▶ **WORK REQUIRED**:
Check each line of the listing, and copy it if it contains the word "Индига".
* * * * * * *
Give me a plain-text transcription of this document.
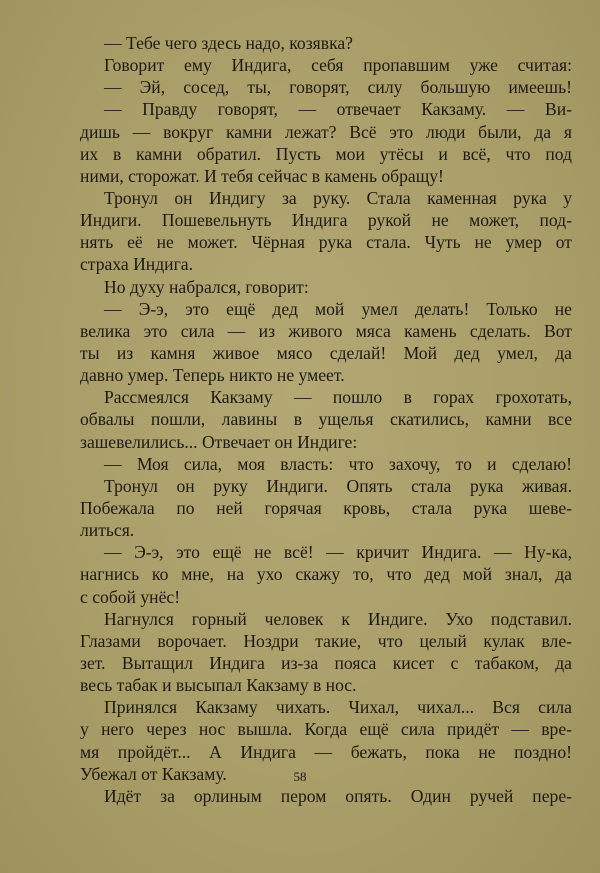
— Тебе чего здесь надо, козявка?
Говорит ему Индига, себя пропавшим уже считая:
— Эй, сосед, ты, говорят, силу большую имеешь!
— Правду говорят, — отвечает Какзаму. — Ви-
дишь — вокруг камни лежат? Всё это люди были, да я
их в камни обратил. Пусть мои утёсы и всё, что под
ними, сторожат. И тебя сейчас в камень обращу!
Тронул он Индигу за руку. Стала каменная рука у
Индиги. Пошевельнуть Индига рукой не может, под-
нять её не может. Чёрная рука стала. Чуть не умер от
страха Индига.
Но духу набрался, говорит:
— Э-э, это ещё дед мой умел делать! Только не
велика это сила — из живого мяса камень сделать. Вот
ты из камня живое мясо сделай! Мой дед умел, да
давно умер. Теперь никто не умеет.
Рассмеялся Какзаму — пошло в горах грохотать,
обвалы пошли, лавины в ущелья скатились, камни все
зашевелились... Отвечает он Индиге:
— Моя сила, моя власть: что захочу, то и сделаю!
Тронул он руку Индиги. Опять стала рука живая.
Побежала по ней горячая кровь, стала рука шеве-
литься.
— Э-э, это ещё не всё! — кричит Индига. — Ну-ка,
нагнись ко мне, на ухо скажу то, что дед мой знал, да
с собой унёс!
Нагнулся горный человек к Индиге. Ухо подставил.
Глазами ворочает. Ноздри такие, что целый кулак вле-
зет. Вытащил Индига из-за пояса кисет с табаком, да
весь табак и высыпал Какзаму в нос.
Принялся Какзаму чихать. Чихал, чихал... Вся сила
у него через нос вышла. Когда ещё сила придёт — вре-
мя пройдёт... А Индига — бежать, пока не поздно!
Убежал от Какзаму.
Идёт за орлиным пером опять. Один ручей пере-
58
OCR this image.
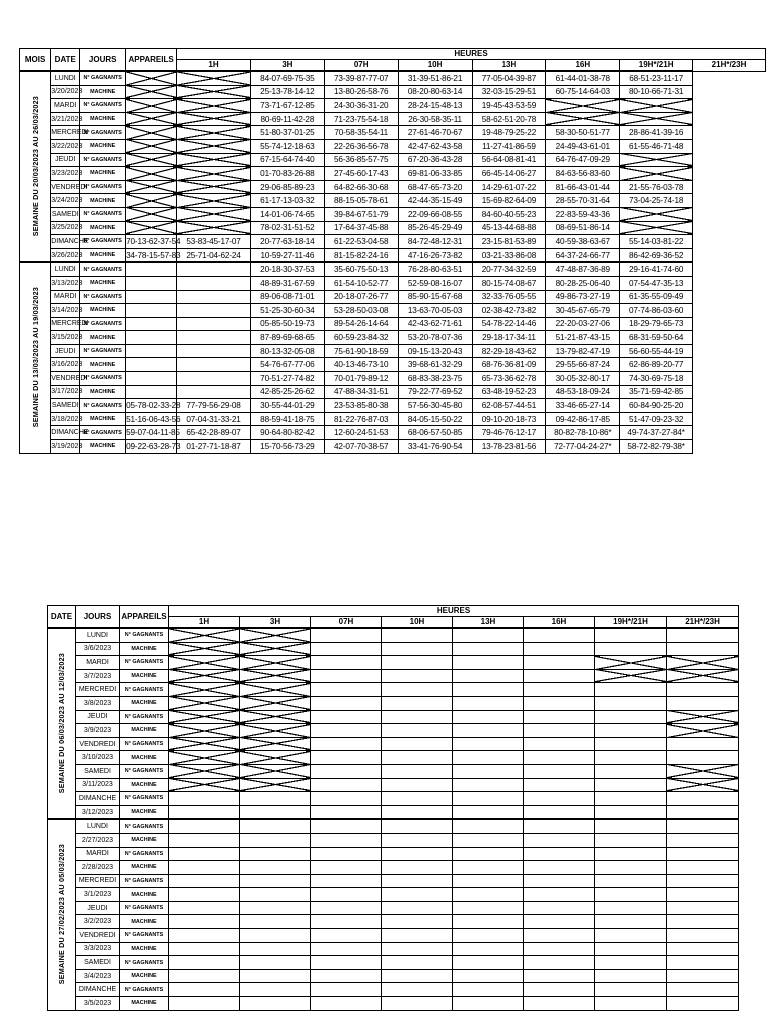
MOIS	DATE	JOURS	APPAREILS	HEURES							
				1H	3H	07H	10H	13H	16H	19H*/21H	21H*/23H
SEMAINE DU 20/03/2023 AU 26/03/2023	LUNDI	N° GAGNANTS			84-07-69-75-35	73-39-87-77-07	31-39-51-86-21	77-05-04-39-87	61-44-01-38-78	68-51-23-11-17	
	3/20/2023	MACHINE			25-13-78-14-12	13-80-26-58-76	08-20-80-63-14	32-03-15-29-51	60-75-14-64-03	80-10-66-71-31	
	MARDI	N° GAGNANTS			73-71-67-12-85	24-30-36-31-20	28-24-15-48-13	19-45-43-53-59			
	3/21/2023	MACHINE			80-69-11-42-28	71-23-75-54-18	26-30-58-35-11	58-62-51-20-78			
	MERCREDI	N° GAGNANTS			51-80-37-01-25	70-58-35-54-11	27-61-46-70-67	19-48-79-25-22	58-30-50-51-77	28-86-41-39-16	
	3/22/2023	MACHINE			55-74-12-18-63	22-26-36-56-78	42-47-62-43-58	11-27-41-86-59	24-49-43-61-01	61-55-46-71-48	
	JEUDI	N° GAGNANTS			67-15-64-74-40	56-36-85-57-75	67-20-36-43-28	56-64-08-81-41	64-76-47-09-29		
	3/23/2023	MACHINE			01-70-83-26-88	27-45-60-17-43	69-81-06-33-85	66-45-14-06-27	84-63-56-83-60		
	VENDREDI	N° GAGNANTS			29-06-85-89-23	64-82-66-30-68	68-47-65-73-20	14-29-61-07-22	81-66-43-01-44	21-55-76-03-78	
	3/24/2023	MACHINE			61-17-13-03-32	88-15-05-78-61	42-44-35-15-49	15-69-82-64-09	28-55-70-31-64	73-04-25-74-18	
	SAMEDI	N° GAGNANTS			14-01-06-74-65	39-84-67-51-79	22-09-66-08-55	84-60-40-55-23	22-83-59-43-36		
	3/25/2023	MACHINE			78-02-31-51-52	17-64-37-45-88	85-26-45-29-49	45-13-44-68-88	08-69-51-86-14		
	DIMANCHE	N° GAGNANTS	70-13-62-37-54	53-83-45-17-07	20-77-63-18-14	61-22-53-04-58	84-72-48-12-31	23-15-81-53-89	40-59-38-63-67	55-14-03-81-22	
	3/26/2023	MACHINE	34-78-15-57-83	25-71-04-62-24	10-59-27-11-46	81-15-82-24-16	47-16-26-73-82	03-21-33-86-08	64-37-24-66-77	86-42-69-36-52	
SEMAINE DU 13/03/2023 AU 19/03/2023	LUNDI	N° GAGNANTS			20-18-30-37-53	35-60-75-50-13	76-28-80-63-51	20-77-34-32-59	47-48-87-36-89	29-16-41-74-60	
	3/13/2023	MACHINE			48-89-31-67-59	61-54-10-52-77	52-59-08-16-07	80-15-74-08-67	80-28-25-06-40	07-54-47-35-13	
	MARDI	N° GAGNANTS			89-06-08-71-01	20-18-07-26-77	85-90-15-67-68	32-33-76-05-55	49-86-73-27-19	61-35-55-09-49	
	3/14/2023	MACHINE			51-25-30-60-34	53-28-50-03-08	13-63-70-05-03	02-38-42-73-82	30-45-67-65-79	07-74-86-03-60	
	MERCREDI	N° GAGNANTS			05-85-50-19-73	89-54-26-14-64	42-43-62-71-61	54-78-22-14-46	22-20-03-27-06	18-29-79-65-73	
	3/15/2023	MACHINE			87-89-69-68-65	60-59-23-84-32	53-20-78-07-36	29-18-17-34-11	51-21-87-43-15	68-31-59-50-64	
	JEUDI	N° GAGNANTS			80-13-32-05-08	75-61-90-18-59	09-15-13-20-43	82-29-18-43-62	13-79-82-47-19	56-60-55-44-19	
	3/16/2023	MACHINE			54-76-67-77-06	40-13-46-73-10	39-68-61-32-29	68-76-36-81-09	29-55-66-87-24	62-86-89-20-77	
	VENDREDI	N° GAGNANTS			70-51-27-74-82	70-01-79-89-12	68-83-38-23-75	65-73-36-62-78	30-05-32-80-17	74-30-69-75-18	
	3/17/2023	MACHINE			42-85-25-26-62	47-88-34-31-51	79-22-77-69-52	63-48-19-52-23	48-53-18-09-24	35-71-59-42-85	
	SAMEDI	N° GAGNANTS	05-78-02-33-28	77-79-56-29-08	30-55-44-01-29	23-53-85-80-38	57-56-30-45-80	62-08-57-44-51	33-46-65-27-14	60-84-90-25-20	
	3/18/2023	MACHINE	51-16-06-43-56	07-04-31-33-21	88-59-41-18-75	81-22-76-87-03	84-05-15-50-22	09-10-20-18-73	09-42-86-17-85	51-47-09-23-32	
	DIMANCHE	N° GAGNANTS	59-07-04-11-85	65-42-28-89-07	90-64-80-82-42	12-60-24-51-53	68-06-57-50-85	79-46-76-12-17	80-82-78-10-86*	49-74-37-27-84*	
	3/19/2023	MACHINE	09-22-63-28-73	01-27-71-18-87	15-70-56-73-29	42-07-70-38-57	33-41-76-90-54	13-78-23-81-56	72-77-04-24-27*	58-72-82-79-38*	
DATE	JOURS	APPAREILS	HEURES							
			1H	3H	07H	10H	13H	16H	19H*/21H	21H*/23H
SEMAINE DU 06/03/2023 AU 12/03/2023	LUNDI	N° GAGNANTS								
	3/6/2023	MACHINE								
	MARDI	N° GAGNANTS								
	3/7/2023	MACHINE								
	MERCREDI	N° GAGNANTS								
	3/8/2023	MACHINE								
	JEUDI	N° GAGNANTS								
	3/9/2023	MACHINE								
	VENDREDI	N° GAGNANTS								
	3/10/2023	MACHINE								
	SAMEDI	N° GAGNANTS								
	3/11/2023	MACHINE								
	DIMANCHE	N° GAGNANTS								
	3/12/2023	MACHINE								
SEMAINE DU 27/02/2023 AU 05/03/2023	LUNDI	N° GAGNANTS								
	2/27/2023	MACHINE								
	MARDI	N° GAGNANTS								
	2/28/2023	MACHINE								
	MERCREDI	N° GAGNANTS								
	3/1/2023	MACHINE								
	JEUDI	N° GAGNANTS								
	3/2/2023	MACHINE								
	VENDREDI	N° GAGNANTS								
	3/3/2023	MACHINE								
	SAMEDI	N° GAGNANTS								
	3/4/2023	MACHINE								
	DIMANCHE	N° GAGNANTS								
	3/5/2023	MACHINE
* * * * * * *
▶ **SOLUTION TO THIS EXERCISE**:
Говорит ему Индига, себя пропавшим уже считая:
Индиги. Пошевельнуть Индига рукой не может, под-
страха Индига.
— Э-э, это ещё не всё! — кричит Индига. — Ну-ка,
зет. Вытащил Индига из-за пояса кисет с табаком, да
мя пройдёт... А Индига — бежать, пока не поздно!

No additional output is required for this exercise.